GIVEN EXERCISE: Repeat the whole listing exactly.

----------------

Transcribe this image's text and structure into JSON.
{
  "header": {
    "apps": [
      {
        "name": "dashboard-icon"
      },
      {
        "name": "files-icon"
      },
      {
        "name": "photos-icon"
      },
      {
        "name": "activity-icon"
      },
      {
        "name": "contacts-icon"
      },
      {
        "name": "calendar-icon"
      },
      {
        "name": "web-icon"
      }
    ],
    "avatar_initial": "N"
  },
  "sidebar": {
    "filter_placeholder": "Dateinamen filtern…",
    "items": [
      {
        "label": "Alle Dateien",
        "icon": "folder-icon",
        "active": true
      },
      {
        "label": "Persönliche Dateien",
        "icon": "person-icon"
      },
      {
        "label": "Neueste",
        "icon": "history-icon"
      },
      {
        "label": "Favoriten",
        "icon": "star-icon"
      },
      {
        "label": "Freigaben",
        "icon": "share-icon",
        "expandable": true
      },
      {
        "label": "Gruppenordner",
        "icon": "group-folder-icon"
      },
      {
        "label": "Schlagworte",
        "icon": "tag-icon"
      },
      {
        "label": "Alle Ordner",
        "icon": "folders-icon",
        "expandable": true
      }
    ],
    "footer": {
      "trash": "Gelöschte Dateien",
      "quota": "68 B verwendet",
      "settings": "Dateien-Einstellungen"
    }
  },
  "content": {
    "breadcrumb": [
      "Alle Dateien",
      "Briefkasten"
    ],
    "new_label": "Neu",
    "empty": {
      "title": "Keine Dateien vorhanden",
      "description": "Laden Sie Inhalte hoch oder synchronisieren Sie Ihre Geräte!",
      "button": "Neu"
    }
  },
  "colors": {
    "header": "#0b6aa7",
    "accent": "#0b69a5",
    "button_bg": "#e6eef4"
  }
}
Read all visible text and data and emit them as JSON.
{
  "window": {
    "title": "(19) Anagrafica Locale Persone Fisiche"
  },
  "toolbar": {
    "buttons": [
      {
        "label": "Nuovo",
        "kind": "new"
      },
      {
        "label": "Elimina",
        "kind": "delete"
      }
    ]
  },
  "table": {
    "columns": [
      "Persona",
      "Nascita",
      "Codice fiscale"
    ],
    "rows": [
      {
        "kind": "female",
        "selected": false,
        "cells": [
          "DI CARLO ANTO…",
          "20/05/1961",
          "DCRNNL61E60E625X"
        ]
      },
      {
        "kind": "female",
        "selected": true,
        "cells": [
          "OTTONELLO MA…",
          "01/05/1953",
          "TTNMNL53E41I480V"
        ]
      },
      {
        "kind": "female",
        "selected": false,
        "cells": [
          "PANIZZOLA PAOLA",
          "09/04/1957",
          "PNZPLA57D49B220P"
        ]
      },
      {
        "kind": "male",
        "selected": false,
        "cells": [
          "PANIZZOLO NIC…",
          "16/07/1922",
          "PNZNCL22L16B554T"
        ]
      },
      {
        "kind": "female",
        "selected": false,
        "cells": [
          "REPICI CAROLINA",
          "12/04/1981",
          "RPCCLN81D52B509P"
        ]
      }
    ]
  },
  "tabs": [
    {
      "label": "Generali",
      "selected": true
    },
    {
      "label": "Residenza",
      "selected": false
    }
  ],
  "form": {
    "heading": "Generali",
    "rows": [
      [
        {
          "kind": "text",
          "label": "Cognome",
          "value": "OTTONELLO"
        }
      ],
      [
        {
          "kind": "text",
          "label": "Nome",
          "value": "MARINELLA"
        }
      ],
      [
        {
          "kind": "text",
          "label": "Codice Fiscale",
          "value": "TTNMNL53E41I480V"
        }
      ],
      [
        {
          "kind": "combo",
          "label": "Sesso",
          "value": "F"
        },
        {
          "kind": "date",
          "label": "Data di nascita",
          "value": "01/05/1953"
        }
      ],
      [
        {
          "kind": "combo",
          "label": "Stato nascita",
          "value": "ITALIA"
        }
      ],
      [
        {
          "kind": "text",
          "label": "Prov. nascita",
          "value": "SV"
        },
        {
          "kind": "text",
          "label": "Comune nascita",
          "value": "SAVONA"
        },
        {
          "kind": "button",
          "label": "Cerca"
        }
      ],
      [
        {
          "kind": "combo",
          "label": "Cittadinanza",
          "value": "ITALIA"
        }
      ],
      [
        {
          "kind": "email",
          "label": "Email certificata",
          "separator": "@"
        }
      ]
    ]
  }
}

----------------

RESPONSE:
Transcribe this image's text and structure into JSON.
{
  "header": {
    "apps": [
      {
        "name": "dashboard-icon"
      },
      {
        "name": "files-icon"
      },
      {
        "name": "photos-icon"
      },
      {
        "name": "activity-icon"
      },
      {
        "name": "contacts-icon"
      },
      {
        "name": "calendar-icon"
      },
      {
        "name": "web-icon"
      }
    ],
    "avatar_initial": "N"
  },
  "sidebar": {
    "filter_placeholder": "Dateinamen filtern…",
    "items": [
      {
        "label": "Alle Dateien",
        "icon": "folder-icon",
        "active": true
      },
      {
        "label": "Persönliche Dateien",
        "icon": "person-icon"
      },
      {
        "label": "Neueste",
        "icon": "history-icon"
      },
      {
        "label": "Favoriten",
        "icon": "star-icon"
      },
      {
        "label": "Freigaben",
        "icon": "share-icon",
        "expandable": true
      },
      {
        "label": "Gruppenordner",
        "icon": "group-folder-icon"
      },
      {
        "label": "Schlagworte",
        "icon": "tag-icon"
      },
      {
        "label": "Alle Ordner",
        "icon": "folders-icon",
        "expandable": true
      }
    ],
    "footer": {
      "trash": "Gelöschte Dateien",
      "quota": "68 B verwendet",
      "settings": "Dateien-Einstellungen"
    }
  },
  "content": {
    "breadcrumb": [
      "Alle Dateien",
      "Briefkasten"
    ],
    "new_label": "Neu",
    "empty": {
      "title": "Keine Dateien vorhanden",
      "description": "Laden Sie Inhalte hoch oder synchronisieren Sie Ihre Geräte!",
      "button": "Neu"
    }
  },
  "colors": {
    "header": "#0b6aa7",
    "accent": "#0b69a5",
    "button_bg": "#e6eef4"
  }
}
Read all visible text and data and emit them as JSON.
{
  "window": {
    "title": "(19) Anagrafica Locale Persone Fisiche"
  },
  "toolbar": {
    "buttons": [
      {
        "label": "Nuovo",
        "kind": "new"
      },
      {
        "label": "Elimina",
        "kind": "delete"
      }
    ]
  },
  "table": {
    "columns": [
      "Persona",
      "Nascita",
      "Codice fiscale"
    ],
    "rows": [
      {
        "kind": "female",
        "selected": false,
        "cells": [
          "DI CARLO ANTO…",
          "20/05/1961",
          "DCRNNL61E60E625X"
        ]
      },
      {
        "kind": "female",
        "selected": true,
        "cells": [
          "OTTONELLO MA…",
          "01/05/1953",
          "TTNMNL53E41I480V"
        ]
      },
      {
        "kind": "female",
        "selected": false,
        "cells": [
          "PANIZZOLA PAOLA",
          "09/04/1957",
          "PNZPLA57D49B220P"
        ]
      },
      {
        "kind": "male",
        "selected": false,
        "cells": [
          "PANIZZOLO NIC…",
          "16/07/1922",
          "PNZNCL22L16B554T"
        ]
      },
      {
        "kind": "female",
        "selected": false,
        "cells": [
          "REPICI CAROLINA",
          "12/04/1981",
          "RPCCLN81D52B509P"
        ]
      }
    ]
  },
  "tabs": [
    {
      "label": "Generali",
      "selected": true
    },
    {
      "label": "Residenza",
      "selected": false
    }
  ],
  "form": {
    "heading": "Generali",
    "rows": [
      [
        {
          "kind": "text",
          "label": "Cognome",
          "value": "OTTONELLO"
        }
      ],
      [
        {
          "kind": "text",
          "label": "Nome",
          "value": "MARINELLA"
        }
      ],
      [
        {
          "kind": "text",
          "label": "Codice Fiscale",
          "value": "TTNMNL53E41I480V"
        }
      ],
      [
        {
          "kind": "combo",
          "label": "Sesso",
          "value": "F"
        },
        {
          "kind": "date",
          "label": "Data di nascita",
          "value": "01/05/1953"
        }
      ],
      [
        {
          "kind": "combo",
          "label": "Stato nascita",
          "value": "ITALIA"
        }
      ],
      [
        {
          "kind": "text",
          "label": "Prov. nascita",
          "value": "SV"
        },
        {
          "kind": "text",
          "label": "Comune nascita",
          "value": "SAVONA"
        },
        {
          "kind": "button",
          "label": "Cerca"
        }
      ],
      [
        {
          "kind": "combo",
          "label": "Cittadinanza",
          "value": "ITALIA"
        }
      ],
      [
        {
          "kind": "email",
          "label": "Email certificata",
          "separator": "@"
        }
      ]
    ]
  }
}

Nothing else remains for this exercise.